**Dataset records**
· · · · · · ·

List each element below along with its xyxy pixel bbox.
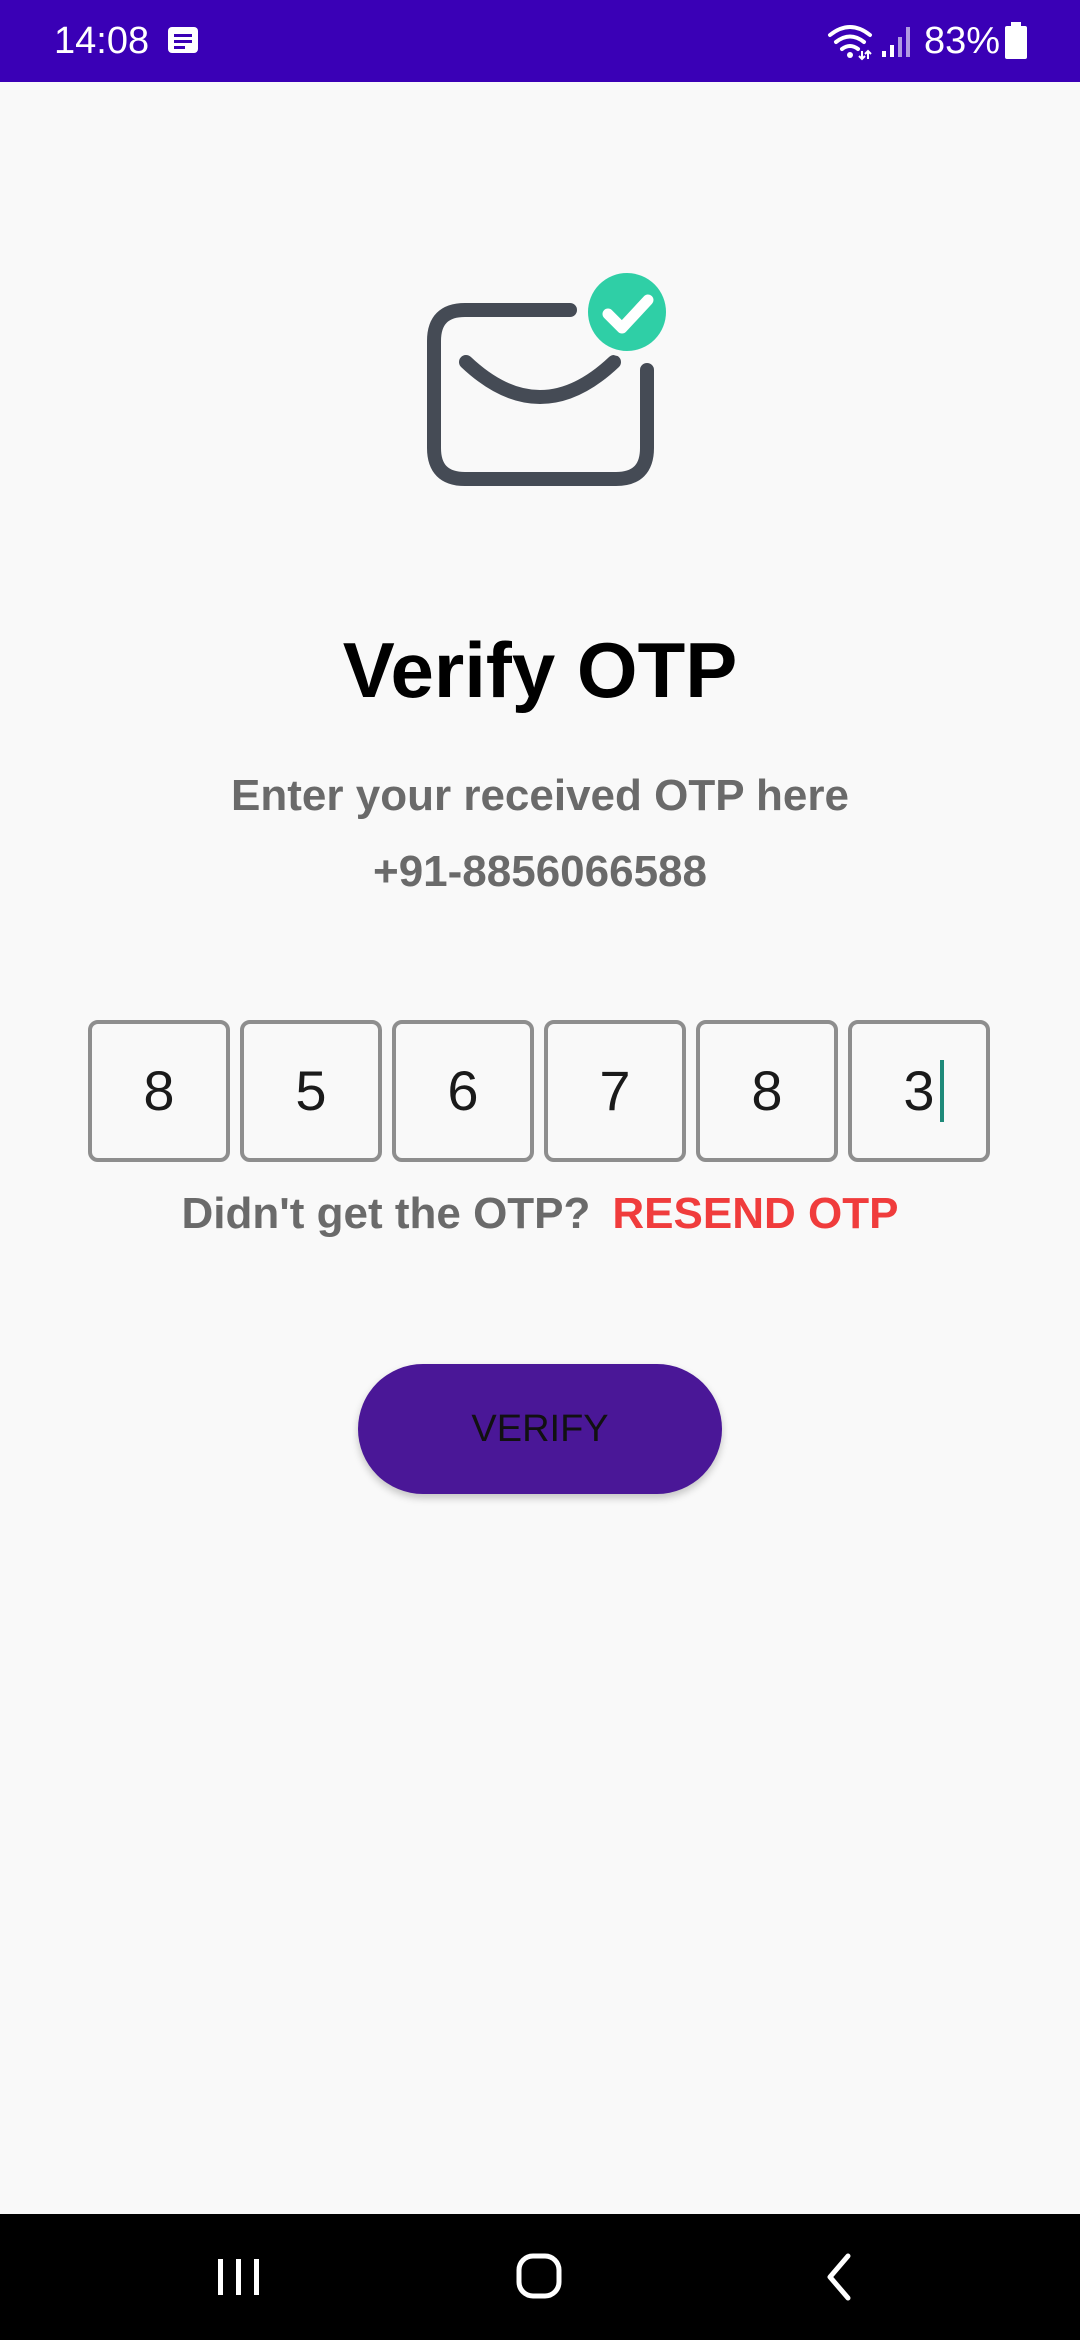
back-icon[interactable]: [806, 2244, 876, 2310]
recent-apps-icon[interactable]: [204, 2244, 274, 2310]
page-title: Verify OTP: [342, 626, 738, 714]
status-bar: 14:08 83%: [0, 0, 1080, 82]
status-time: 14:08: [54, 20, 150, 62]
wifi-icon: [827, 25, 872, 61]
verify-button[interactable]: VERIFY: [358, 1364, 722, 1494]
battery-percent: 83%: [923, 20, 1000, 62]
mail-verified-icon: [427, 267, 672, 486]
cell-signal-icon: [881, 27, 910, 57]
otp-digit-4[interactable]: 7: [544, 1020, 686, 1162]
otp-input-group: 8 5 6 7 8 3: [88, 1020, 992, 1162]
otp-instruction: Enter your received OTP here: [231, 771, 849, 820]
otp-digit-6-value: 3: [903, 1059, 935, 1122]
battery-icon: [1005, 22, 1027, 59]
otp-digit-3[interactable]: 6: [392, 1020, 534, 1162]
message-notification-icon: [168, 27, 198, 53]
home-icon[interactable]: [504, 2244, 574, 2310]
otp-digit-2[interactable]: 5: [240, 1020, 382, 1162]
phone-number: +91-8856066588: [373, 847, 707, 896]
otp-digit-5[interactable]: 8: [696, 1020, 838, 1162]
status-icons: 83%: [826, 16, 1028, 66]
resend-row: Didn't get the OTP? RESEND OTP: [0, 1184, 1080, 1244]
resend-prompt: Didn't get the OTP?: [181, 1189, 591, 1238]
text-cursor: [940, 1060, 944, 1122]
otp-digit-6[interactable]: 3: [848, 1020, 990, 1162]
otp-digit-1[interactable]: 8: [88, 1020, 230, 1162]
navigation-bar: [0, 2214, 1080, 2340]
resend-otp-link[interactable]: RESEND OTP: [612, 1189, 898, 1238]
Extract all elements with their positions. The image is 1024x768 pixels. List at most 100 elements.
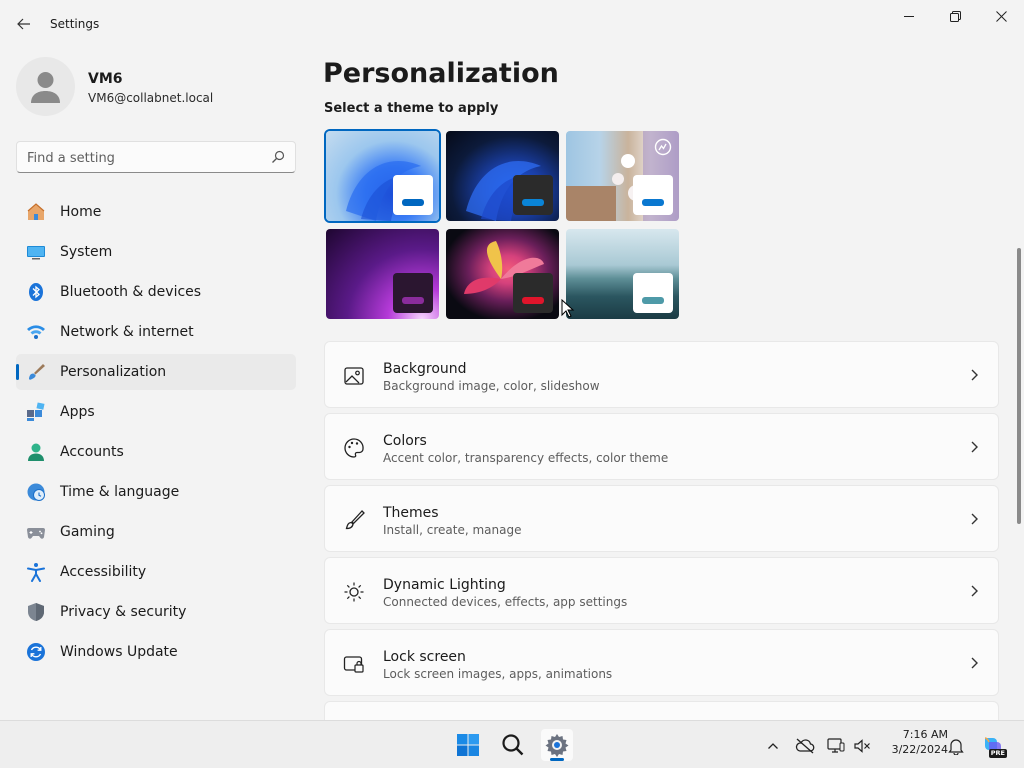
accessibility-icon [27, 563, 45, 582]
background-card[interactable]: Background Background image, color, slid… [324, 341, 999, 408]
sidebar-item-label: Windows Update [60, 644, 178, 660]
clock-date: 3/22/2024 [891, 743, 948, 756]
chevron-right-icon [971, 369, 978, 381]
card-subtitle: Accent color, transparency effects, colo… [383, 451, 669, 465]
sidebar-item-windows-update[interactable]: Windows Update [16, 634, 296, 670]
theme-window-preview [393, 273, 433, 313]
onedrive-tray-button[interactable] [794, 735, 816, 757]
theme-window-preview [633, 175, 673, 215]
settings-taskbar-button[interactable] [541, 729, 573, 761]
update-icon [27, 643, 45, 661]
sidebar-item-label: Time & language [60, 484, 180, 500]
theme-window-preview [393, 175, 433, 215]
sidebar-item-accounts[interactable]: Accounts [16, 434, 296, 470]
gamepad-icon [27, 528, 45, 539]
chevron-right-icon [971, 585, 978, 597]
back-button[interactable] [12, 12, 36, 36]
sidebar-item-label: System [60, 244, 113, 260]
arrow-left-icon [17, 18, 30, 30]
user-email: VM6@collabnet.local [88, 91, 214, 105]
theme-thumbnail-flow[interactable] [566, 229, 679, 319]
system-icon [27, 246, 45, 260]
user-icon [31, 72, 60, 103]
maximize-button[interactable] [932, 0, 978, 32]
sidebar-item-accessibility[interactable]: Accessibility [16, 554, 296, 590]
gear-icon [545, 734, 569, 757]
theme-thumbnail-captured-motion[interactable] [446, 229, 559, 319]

· · · · · · ·

**Request**
Please rewrite the items with every "sidebar-item-label" changed to "nav-item-label" and nothing else altered. Leave the pictures out of your answer.

**Complete response**
List each element below along with its xyxy pixel bbox.
back-icon[interactable]: [806, 2244, 876, 2310]
recent-apps-icon[interactable]: [204, 2244, 274, 2310]
page-title: Verify OTP: [342, 626, 738, 714]
status-bar: 14:08 83%: [0, 0, 1080, 82]
status-time: 14:08: [54, 20, 150, 62]
wifi-icon: [827, 25, 872, 61]
verify-button[interactable]: VERIFY: [358, 1364, 722, 1494]
battery-percent: 83%: [923, 20, 1000, 62]
mail-verified-icon: [427, 267, 672, 486]
cell-signal-icon: [881, 27, 910, 57]
otp-digit-4[interactable]: 7: [544, 1020, 686, 1162]
otp-input-group: 8 5 6 7 8 3: [88, 1020, 992, 1162]
otp-instruction: Enter your received OTP here: [231, 771, 849, 820]
otp-digit-6-value: 3: [903, 1059, 935, 1122]
battery-icon: [1005, 22, 1027, 59]
otp-digit-3[interactable]: 6: [392, 1020, 534, 1162]
message-notification-icon: [168, 27, 198, 53]
home-icon[interactable]: [504, 2244, 574, 2310]
otp-digit-2[interactable]: 5: [240, 1020, 382, 1162]
phone-number: +91-8856066588: [373, 847, 707, 896]
otp-digit-5[interactable]: 8: [696, 1020, 838, 1162]
status-icons: 83%: [826, 16, 1028, 66]
resend-row: Didn't get the OTP? RESEND OTP: [0, 1184, 1080, 1244]
resend-prompt: Didn't get the OTP?: [181, 1189, 591, 1238]
text-cursor: [940, 1060, 944, 1122]
otp-digit-6[interactable]: 3: [848, 1020, 990, 1162]
otp-digit-1[interactable]: 8: [88, 1020, 230, 1162]
navigation-bar: [0, 2214, 1080, 2340]
resend-otp-link[interactable]: RESEND OTP: [612, 1189, 898, 1238]
Extract all elements with their positions. The image is 1024x768 pixels. List at most 100 elements.
accessibility-icon [27, 563, 45, 582]
background-card[interactable]: Background Background image, color, slid… [324, 341, 999, 408]
nav-item-label: Windows Update [60, 644, 178, 660]
clock-date: 3/22/2024 [891, 743, 948, 756]
chevron-right-icon [971, 369, 978, 381]
card-subtitle: Accent color, transparency effects, colo… [383, 451, 669, 465]
sidebar-item-windows-update[interactable]: Windows Update [16, 634, 296, 670]
theme-window-preview [393, 273, 433, 313]
onedrive-tray-button[interactable] [794, 735, 816, 757]
theme-window-preview [633, 175, 673, 215]
settings-taskbar-button[interactable] [541, 729, 573, 761]
update-icon [27, 643, 45, 661]
nav-item-label: Time & language [60, 484, 180, 500]
theme-window-preview [393, 175, 433, 215]
sidebar-item-accounts[interactable]: Accounts [16, 434, 296, 470]
gamepad-icon [27, 528, 45, 539]
chevron-right-icon [971, 585, 978, 597]
back-button[interactable] [12, 12, 36, 36]
nav-item-label: System [60, 244, 113, 260]
arrow-left-icon [17, 18, 30, 30]
user-email: VM6@collabnet.local [88, 91, 214, 105]
theme-thumbnail-flow[interactable] [566, 229, 679, 319]
system-icon [27, 246, 45, 260]
user-icon [31, 72, 60, 103]
maximize-button[interactable] [932, 0, 978, 32]
sidebar-item-accessibility[interactable]: Accessibility [16, 554, 296, 590]
gear-icon [545, 734, 569, 757]
theme-thumbnail-captured-motion[interactable] [446, 229, 559, 319]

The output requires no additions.